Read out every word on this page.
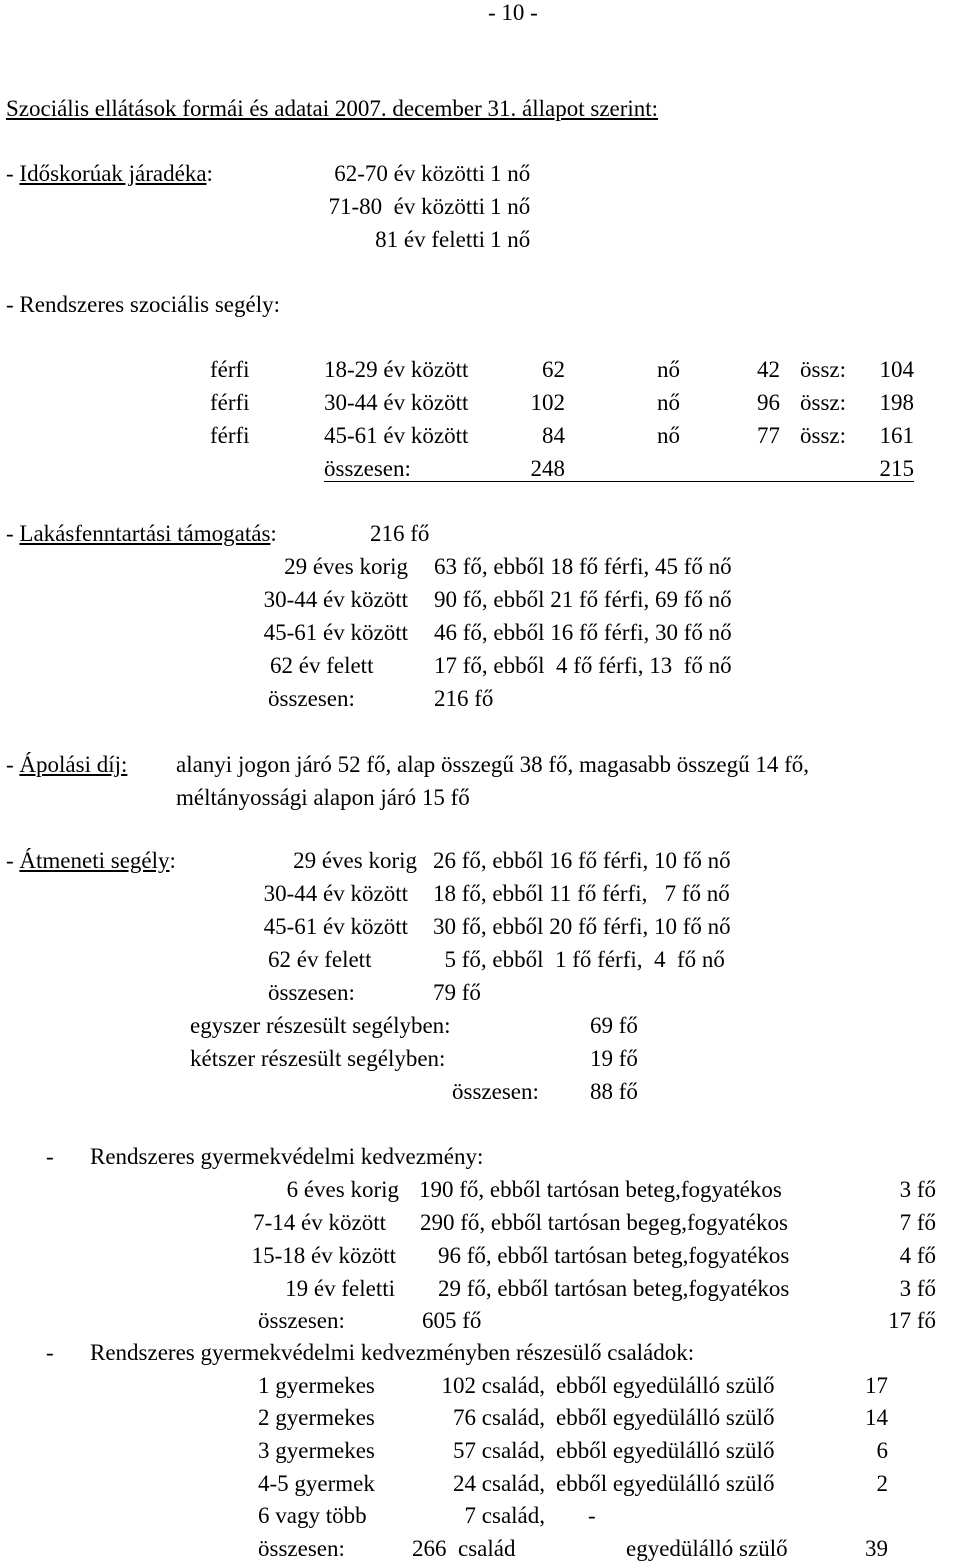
- 10 -
Szociális ellátások formái és adatai 2007. december 31. állapot szerint:
- Időskorúak járadéka:	62-70 év közötti 1 nő
71-80  év közötti 1 nő
81 év feletti 1 nő
- Rendszeres szociális segély:
férfi	18-29 év között	62	nő	42 össz:	104
férfi	30-44 év között	102	nő	96 össz:	198
férfi	45-61 év között	84	nő	77 össz:	161
összesen:	248	215
- Lakásfenntartási támogatás:	216 fő
29 éves korig 63 fő, ebből 18 fő férfi, 45 fő nő
30-44 év között 90 fő, ebből 21 fő férfi, 69 fő nő
45-61 év között 46 fő, ebből 16 fő férfi, 30 fő nő
62 év felett	17 fő, ebből  4 fő férfi, 13  fő nő
összesen:	216 fő
- Ápolási díj: alanyi jogon járó 52 fő, alap összegű 38 fő, magasabb összegű 14 fő,
méltányossági alapon járó 15 fő
- Átmeneti segély:	29 éves korig 26 fő, ebből 16 fő férfi, 10 fő nő
30-44 év között 18 fő, ebből 11 fő férfi,   7 fő nő
45-61 év között 30 fő, ebből 20 fő férfi, 10 fő nő
62 év felett	5 fő, ebből  1 fő férfi,  4  fő nő
összesen:	79 fő
egyszer részesült segélyben:	69 fő
kétszer részesült segélyben:	19 fő
összesen: 88 fő
- Rendszeres gyermekvédelmi kedvezmény:
6 éves korig 190 fő, ebből tartósan beteg,fogyatékos	3 fő
7-14 év között 290 fő, ebből tartósan begeg,fogyatékos	7 fő
15-18 év között 96 fő, ebből tartósan beteg,fogyatékos	4 fő
19 év feletti 29 fő, ebből tartósan beteg,fogyatékos	3 fő
összesen:	605 fő	17 fő
- Rendszeres gyermekvédelmi kedvezményben részesülő családok:
1 gyermekes	102 család, ebből egyedülálló szülő	17
2 gyermekes	76 család, ebből egyedülálló szülő	14
3 gyermekes	57 család, ebből egyedülálló szülő	6
4-5 gyermek	24 család, ebből egyedülálló szülő	2
6 vagy több	7 család, -
összesen:	266  család	egyedülálló szülő	39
-=-=-
* [Exercise prompt] Reproduce the records verbatim, omitting all images they contain.

* [Finished exercise]
Read out every word on this page.
- 10 -
Szociális ellátások formái és adatai 2007. december 31. állapot szerint:
- Időskorúak járadéka:	62-70 év közötti 1 nő
71-80  év közötti 1 nő
81 év feletti 1 nő
- Rendszeres szociális segély:
férfi	18-29 év között	62	nő	42 össz:	104
férfi	30-44 év között	102	nő	96 össz:	198
férfi	45-61 év között	84	nő	77 össz:	161
összesen:	248	215
- Lakásfenntartási támogatás:	216 fő
29 éves korig 63 fő, ebből 18 fő férfi, 45 fő nő
30-44 év között 90 fő, ebből 21 fő férfi, 69 fő nő
45-61 év között 46 fő, ebből 16 fő férfi, 30 fő nő
62 év felett	17 fő, ebből  4 fő férfi, 13  fő nő
összesen:	216 fő
- Ápolási díj: alanyi jogon járó 52 fő, alap összegű 38 fő, magasabb összegű 14 fő,
méltányossági alapon járó 15 fő
- Átmeneti segély:	29 éves korig 26 fő, ebből 16 fő férfi, 10 fő nő
30-44 év között 18 fő, ebből 11 fő férfi,   7 fő nő
45-61 év között 30 fő, ebből 20 fő férfi, 10 fő nő
62 év felett	5 fő, ebből  1 fő férfi,  4  fő nő
összesen:	79 fő
egyszer részesült segélyben:	69 fő
kétszer részesült segélyben:	19 fő
összesen: 88 fő
- Rendszeres gyermekvédelmi kedvezmény:
6 éves korig 190 fő, ebből tartósan beteg,fogyatékos	3 fő
7-14 év között 290 fő, ebből tartósan begeg,fogyatékos	7 fő
15-18 év között 96 fő, ebből tartósan beteg,fogyatékos	4 fő
19 év feletti 29 fő, ebből tartósan beteg,fogyatékos	3 fő
összesen:	605 fő	17 fő
- Rendszeres gyermekvédelmi kedvezményben részesülő családok:
1 gyermekes	102 család, ebből egyedülálló szülő	17
2 gyermekes	76 család, ebből egyedülálló szülő	14
3 gyermekes	57 család, ebből egyedülálló szülő	6
4-5 gyermek	24 család, ebből egyedülálló szülő	2
6 vagy több	7 család, -
összesen:	266  család	egyedülálló szülő	39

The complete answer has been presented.